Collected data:
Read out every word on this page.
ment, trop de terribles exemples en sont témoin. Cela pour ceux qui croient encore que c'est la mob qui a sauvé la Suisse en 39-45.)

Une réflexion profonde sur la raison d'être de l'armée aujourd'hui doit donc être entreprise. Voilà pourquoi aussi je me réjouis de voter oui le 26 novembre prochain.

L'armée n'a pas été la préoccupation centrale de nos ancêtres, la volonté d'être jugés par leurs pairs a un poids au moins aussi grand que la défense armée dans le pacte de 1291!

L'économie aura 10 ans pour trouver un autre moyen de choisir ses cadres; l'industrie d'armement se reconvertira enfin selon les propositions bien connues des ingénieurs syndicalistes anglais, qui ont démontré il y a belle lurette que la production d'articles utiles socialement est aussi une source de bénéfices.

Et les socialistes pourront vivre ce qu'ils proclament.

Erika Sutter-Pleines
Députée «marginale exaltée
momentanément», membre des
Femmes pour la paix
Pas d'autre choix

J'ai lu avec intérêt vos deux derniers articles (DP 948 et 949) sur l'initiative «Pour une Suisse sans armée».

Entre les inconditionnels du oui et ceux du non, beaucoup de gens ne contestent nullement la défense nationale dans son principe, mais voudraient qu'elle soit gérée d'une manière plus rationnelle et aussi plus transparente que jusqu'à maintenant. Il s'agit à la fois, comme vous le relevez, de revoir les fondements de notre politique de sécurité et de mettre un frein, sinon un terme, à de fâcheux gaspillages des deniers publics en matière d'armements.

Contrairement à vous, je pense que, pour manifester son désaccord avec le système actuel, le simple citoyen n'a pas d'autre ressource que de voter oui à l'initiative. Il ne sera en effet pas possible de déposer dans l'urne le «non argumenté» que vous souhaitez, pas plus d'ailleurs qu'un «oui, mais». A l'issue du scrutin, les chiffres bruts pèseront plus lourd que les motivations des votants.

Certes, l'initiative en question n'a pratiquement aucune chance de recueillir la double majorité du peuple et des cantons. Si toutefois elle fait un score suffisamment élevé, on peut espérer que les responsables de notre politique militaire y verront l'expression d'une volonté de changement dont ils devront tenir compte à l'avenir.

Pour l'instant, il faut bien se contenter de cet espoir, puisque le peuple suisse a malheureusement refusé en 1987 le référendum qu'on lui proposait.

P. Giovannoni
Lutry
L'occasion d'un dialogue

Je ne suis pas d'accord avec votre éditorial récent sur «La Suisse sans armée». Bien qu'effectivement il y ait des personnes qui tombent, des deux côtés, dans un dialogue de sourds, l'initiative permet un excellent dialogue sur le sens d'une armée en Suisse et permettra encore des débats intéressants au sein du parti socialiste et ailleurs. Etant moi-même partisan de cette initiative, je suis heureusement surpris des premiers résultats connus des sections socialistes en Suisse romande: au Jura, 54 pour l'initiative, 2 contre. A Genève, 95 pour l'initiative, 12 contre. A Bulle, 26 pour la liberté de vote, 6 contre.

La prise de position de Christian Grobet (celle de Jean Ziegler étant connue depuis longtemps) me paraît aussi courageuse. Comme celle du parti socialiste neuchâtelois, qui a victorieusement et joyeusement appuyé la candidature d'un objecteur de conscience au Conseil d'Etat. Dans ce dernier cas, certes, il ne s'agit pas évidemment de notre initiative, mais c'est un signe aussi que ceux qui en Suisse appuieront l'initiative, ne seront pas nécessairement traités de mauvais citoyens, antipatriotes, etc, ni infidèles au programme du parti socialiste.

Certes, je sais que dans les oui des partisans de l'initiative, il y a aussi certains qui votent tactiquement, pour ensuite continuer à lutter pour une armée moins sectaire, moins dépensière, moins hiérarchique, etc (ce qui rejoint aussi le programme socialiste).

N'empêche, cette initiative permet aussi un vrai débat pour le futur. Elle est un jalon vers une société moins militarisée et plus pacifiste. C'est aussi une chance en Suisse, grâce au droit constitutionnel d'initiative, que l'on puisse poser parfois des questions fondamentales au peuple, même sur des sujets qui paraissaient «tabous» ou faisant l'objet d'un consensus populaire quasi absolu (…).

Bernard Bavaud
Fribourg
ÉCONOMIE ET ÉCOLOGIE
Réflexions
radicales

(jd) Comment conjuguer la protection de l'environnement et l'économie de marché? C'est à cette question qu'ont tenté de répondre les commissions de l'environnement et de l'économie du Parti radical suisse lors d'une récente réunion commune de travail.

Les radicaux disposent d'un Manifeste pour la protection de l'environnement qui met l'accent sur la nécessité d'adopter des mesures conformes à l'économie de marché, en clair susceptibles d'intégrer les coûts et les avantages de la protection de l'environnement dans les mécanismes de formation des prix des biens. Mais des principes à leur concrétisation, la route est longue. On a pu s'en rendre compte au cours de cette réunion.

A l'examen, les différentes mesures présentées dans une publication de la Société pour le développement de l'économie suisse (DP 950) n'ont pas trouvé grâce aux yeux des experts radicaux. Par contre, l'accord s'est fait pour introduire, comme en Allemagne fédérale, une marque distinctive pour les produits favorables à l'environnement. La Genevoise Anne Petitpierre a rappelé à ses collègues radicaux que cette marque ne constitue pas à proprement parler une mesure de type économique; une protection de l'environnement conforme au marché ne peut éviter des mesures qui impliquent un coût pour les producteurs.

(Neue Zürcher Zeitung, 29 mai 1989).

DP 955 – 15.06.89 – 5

Given task: Return all of the entries exactly as they were supplied.

Solution for this problem:
Read out every word on this page.
ment, trop de terribles exemples en sont témoin. Cela pour ceux qui croient encore que c'est la mob qui a sauvé la Suisse en 39-45.)

Une réflexion profonde sur la raison d'être de l'armée aujourd'hui doit donc être entreprise. Voilà pourquoi aussi je me réjouis de voter oui le 26 novembre prochain.

L'armée n'a pas été la préoccupation centrale de nos ancêtres, la volonté d'être jugés par leurs pairs a un poids au moins aussi grand que la défense armée dans le pacte de 1291!

L'économie aura 10 ans pour trouver un autre moyen de choisir ses cadres; l'industrie d'armement se reconvertira enfin selon les propositions bien connues des ingénieurs syndicalistes anglais, qui ont démontré il y a belle lurette que la production d'articles utiles socialement est aussi une source de bénéfices.

Et les socialistes pourront vivre ce qu'ils proclament.

Erika Sutter-Pleines
Députée «marginale exaltée
momentanément», membre des
Femmes pour la paix
Pas d'autre choix

J'ai lu avec intérêt vos deux derniers articles (DP 948 et 949) sur l'initiative «Pour une Suisse sans armée».

Entre les inconditionnels du oui et ceux du non, beaucoup de gens ne contestent nullement la défense nationale dans son principe, mais voudraient qu'elle soit gérée d'une manière plus rationnelle et aussi plus transparente que jusqu'à maintenant. Il s'agit à la fois, comme vous le relevez, de revoir les fondements de notre politique de sécurité et de mettre un frein, sinon un terme, à de fâcheux gaspillages des deniers publics en matière d'armements.

Contrairement à vous, je pense que, pour manifester son désaccord avec le système actuel, le simple citoyen n'a pas d'autre ressource que de voter oui à l'initiative. Il ne sera en effet pas possible de déposer dans l'urne le «non argumenté» que vous souhaitez, pas plus d'ailleurs qu'un «oui, mais». A l'issue du scrutin, les chiffres bruts pèseront plus lourd que les motivations des votants.

Certes, l'initiative en question n'a pratiquement aucune chance de recueillir la double majorité du peuple et des cantons. Si toutefois elle fait un score suffisamment élevé, on peut espérer que les responsables de notre politique militaire y verront l'expression d'une volonté de changement dont ils devront tenir compte à l'avenir.

Pour l'instant, il faut bien se contenter de cet espoir, puisque le peuple suisse a malheureusement refusé en 1987 le référendum qu'on lui proposait.

P. Giovannoni
Lutry
L'occasion d'un dialogue

Je ne suis pas d'accord avec votre éditorial récent sur «La Suisse sans armée». Bien qu'effectivement il y ait des personnes qui tombent, des deux côtés, dans un dialogue de sourds, l'initiative permet un excellent dialogue sur le sens d'une armée en Suisse et permettra encore des débats intéressants au sein du parti socialiste et ailleurs. Etant moi-même partisan de cette initiative, je suis heureusement surpris des premiers résultats connus des sections socialistes en Suisse romande: au Jura, 54 pour l'initiative, 2 contre. A Genève, 95 pour l'initiative, 12 contre. A Bulle, 26 pour la liberté de vote, 6 contre.

La prise de position de Christian Grobet (celle de Jean Ziegler étant connue depuis longtemps) me paraît aussi courageuse. Comme celle du parti socialiste neuchâtelois, qui a victorieusement et joyeusement appuyé la candidature d'un objecteur de conscience au Conseil d'Etat. Dans ce dernier cas, certes, il ne s'agit pas évidemment de notre initiative, mais c'est un signe aussi que ceux qui en Suisse appuieront l'initiative, ne seront pas nécessairement traités de mauvais citoyens, antipatriotes, etc, ni infidèles au programme du parti socialiste.

Certes, je sais que dans les oui des partisans de l'initiative, il y a aussi certains qui votent tactiquement, pour ensuite continuer à lutter pour une armée moins sectaire, moins dépensière, moins hiérarchique, etc (ce qui rejoint aussi le programme socialiste).

N'empêche, cette initiative permet aussi un vrai débat pour le futur. Elle est un jalon vers une société moins militarisée et plus pacifiste. C'est aussi une chance en Suisse, grâce au droit constitutionnel d'initiative, que l'on puisse poser parfois des questions fondamentales au peuple, même sur des sujets qui paraissaient «tabous» ou faisant l'objet d'un consensus populaire quasi absolu (…).

Bernard Bavaud
Fribourg
ÉCONOMIE ET ÉCOLOGIE
Réflexions
radicales

(jd) Comment conjuguer la protection de l'environnement et l'économie de marché? C'est à cette question qu'ont tenté de répondre les commissions de l'environnement et de l'économie du Parti radical suisse lors d'une récente réunion commune de travail.

Les radicaux disposent d'un Manifeste pour la protection de l'environnement qui met l'accent sur la nécessité d'adopter des mesures conformes à l'économie de marché, en clair susceptibles d'intégrer les coûts et les avantages de la protection de l'environnement dans les mécanismes de formation des prix des biens. Mais des principes à leur concrétisation, la route est longue. On a pu s'en rendre compte au cours de cette réunion.

A l'examen, les différentes mesures présentées dans une publication de la Société pour le développement de l'économie suisse (DP 950) n'ont pas trouvé grâce aux yeux des experts radicaux. Par contre, l'accord s'est fait pour introduire, comme en Allemagne fédérale, une marque distinctive pour les produits favorables à l'environnement. La Genevoise Anne Petitpierre a rappelé à ses collègues radicaux que cette marque ne constitue pas à proprement parler une mesure de type économique; une protection de l'environnement conforme au marché ne peut éviter des mesures qui impliquent un coût pour les producteurs.

(Neue Zürcher Zeitung, 29 mai 1989).

DP 955 – 15.06.89 – 5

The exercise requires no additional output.